-- Work to complete --
Reproduce the full listing below unchanged, apart from the pictures.

-- Records to process --
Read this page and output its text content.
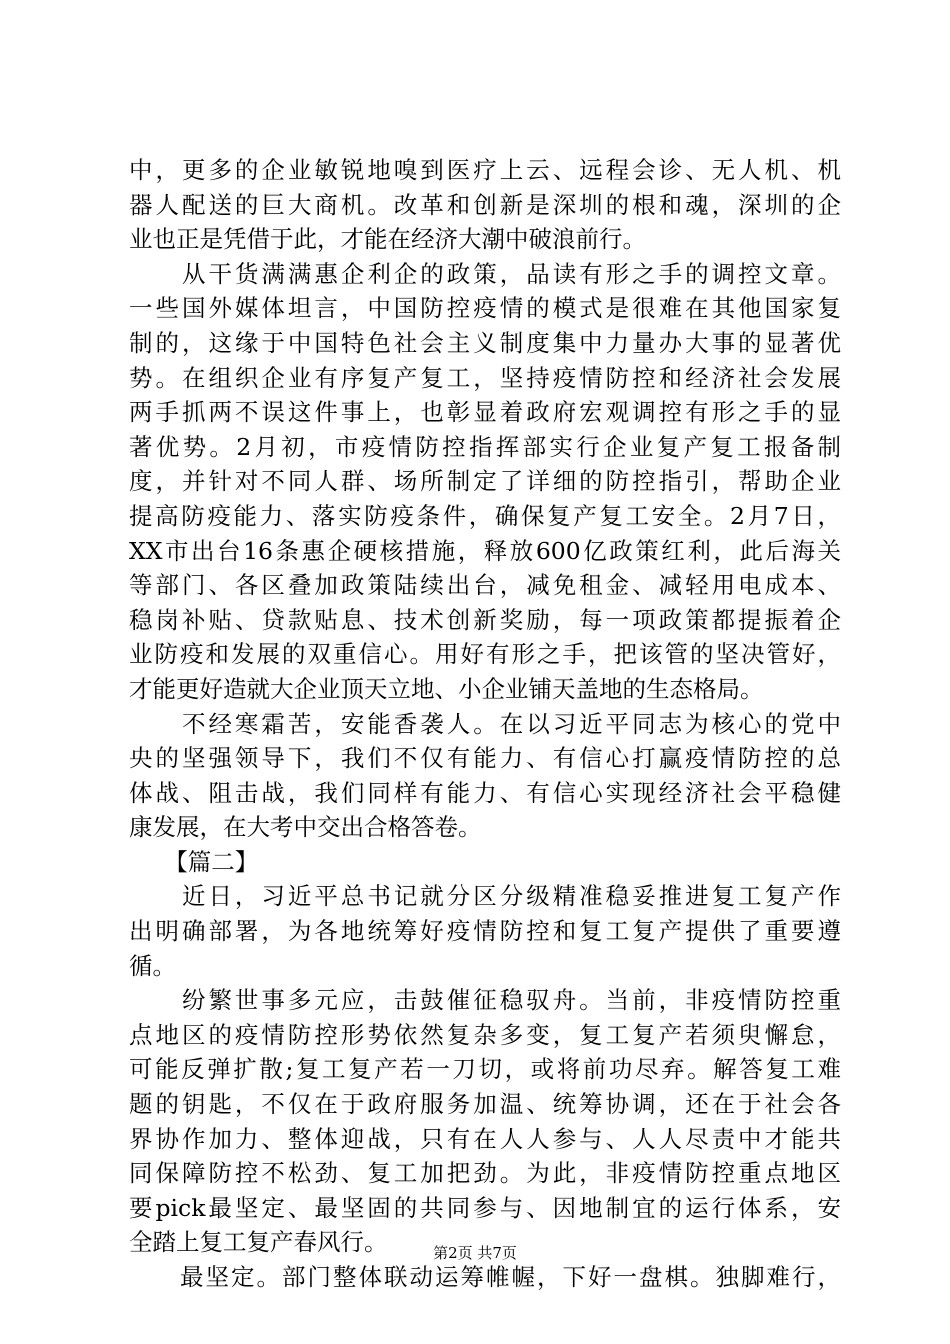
中，更多的企业敏锐地嗅到医疗上云、远程会诊、无人机、机
器人配送的巨大商机。改革和创新是深圳的根和魂，深圳的企
业也正是凭借于此，才能在经济大潮中破浪前行。
　　从干货满满惠企利企的政策，品读有形之手的调控文章。
一些国外媒体坦言，中国防控疫情的模式是很难在其他国家复
制的，这缘于中国特色社会主义制度集中力量办大事的显著优
势。在组织企业有序复产复工，坚持疫情防控和经济社会发展
两手抓两不误这件事上，也彰显着政府宏观调控有形之手的显
著优势。2月初，市疫情防控指挥部实行企业复产复工报备制
度，并针对不同人群、场所制定了详细的防控指引，帮助企业
提高防疫能力、落实防疫条件，确保复产复工安全。2月7日，
XX市出台16条惠企硬核措施，释放600亿政策红利，此后海关
等部门、各区叠加政策陆续出台，减免租金、减轻用电成本、
稳岗补贴、贷款贴息、技术创新奖励，每一项政策都提振着企
业防疫和发展的双重信心。用好有形之手，把该管的坚决管好，
才能更好造就大企业顶天立地、小企业铺天盖地的生态格局。
　　不经寒霜苦，安能香袭人。在以习近平同志为核心的党中
央的坚强领导下，我们不仅有能力、有信心打赢疫情防控的总
体战、阻击战，我们同样有能力、有信心实现经济社会平稳健
康发展，在大考中交出合格答卷。
　　【篇二】
　　近日，习近平总书记就分区分级精准稳妥推进复工复产作
出明确部署，为各地统筹好疫情防控和复工复产提供了重要遵
循。
　　纷繁世事多元应，击鼓催征稳驭舟。当前，非疫情防控重
点地区的疫情防控形势依然复杂多变，复工复产若须臾懈怠，
可能反弹扩散;复工复产若一刀切，或将前功尽弃。解答复工难
题的钥匙，不仅在于政府服务加温、统筹协调，还在于社会各
界协作加力、整体迎战，只有在人人参与、人人尽责中才能共
同保障防控不松劲、复工加把劲。为此，非疫情防控重点地区
要pick最坚定、最坚固的共同参与、因地制宜的运行体系，安
全踏上复工复产春风行。
　　最坚定。部门整体联动运筹帷幄，下好一盘棋。独脚难行，
第2页 共7页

-- Answer to the problem --
Read this page and output its text content.
中，更多的企业敏锐地嗅到医疗上云、远程会诊、无人机、机
器人配送的巨大商机。改革和创新是深圳的根和魂，深圳的企
业也正是凭借于此，才能在经济大潮中破浪前行。
　　从干货满满惠企利企的政策，品读有形之手的调控文章。
一些国外媒体坦言，中国防控疫情的模式是很难在其他国家复
制的，这缘于中国特色社会主义制度集中力量办大事的显著优
势。在组织企业有序复产复工，坚持疫情防控和经济社会发展
两手抓两不误这件事上，也彰显着政府宏观调控有形之手的显
著优势。2月初，市疫情防控指挥部实行企业复产复工报备制
度，并针对不同人群、场所制定了详细的防控指引，帮助企业
提高防疫能力、落实防疫条件，确保复产复工安全。2月7日，
XX市出台16条惠企硬核措施，释放600亿政策红利，此后海关
等部门、各区叠加政策陆续出台，减免租金、减轻用电成本、
稳岗补贴、贷款贴息、技术创新奖励，每一项政策都提振着企
业防疫和发展的双重信心。用好有形之手，把该管的坚决管好，
才能更好造就大企业顶天立地、小企业铺天盖地的生态格局。
　　不经寒霜苦，安能香袭人。在以习近平同志为核心的党中
央的坚强领导下，我们不仅有能力、有信心打赢疫情防控的总
体战、阻击战，我们同样有能力、有信心实现经济社会平稳健
康发展，在大考中交出合格答卷。
　　【篇二】
　　近日，习近平总书记就分区分级精准稳妥推进复工复产作
出明确部署，为各地统筹好疫情防控和复工复产提供了重要遵
循。
　　纷繁世事多元应，击鼓催征稳驭舟。当前，非疫情防控重
点地区的疫情防控形势依然复杂多变，复工复产若须臾懈怠，
可能反弹扩散;复工复产若一刀切，或将前功尽弃。解答复工难
题的钥匙，不仅在于政府服务加温、统筹协调，还在于社会各
界协作加力、整体迎战，只有在人人参与、人人尽责中才能共
同保障防控不松劲、复工加把劲。为此，非疫情防控重点地区
要pick最坚定、最坚固的共同参与、因地制宜的运行体系，安
全踏上复工复产春风行。
　　最坚定。部门整体联动运筹帷幄，下好一盘棋。独脚难行，
第2页 共7页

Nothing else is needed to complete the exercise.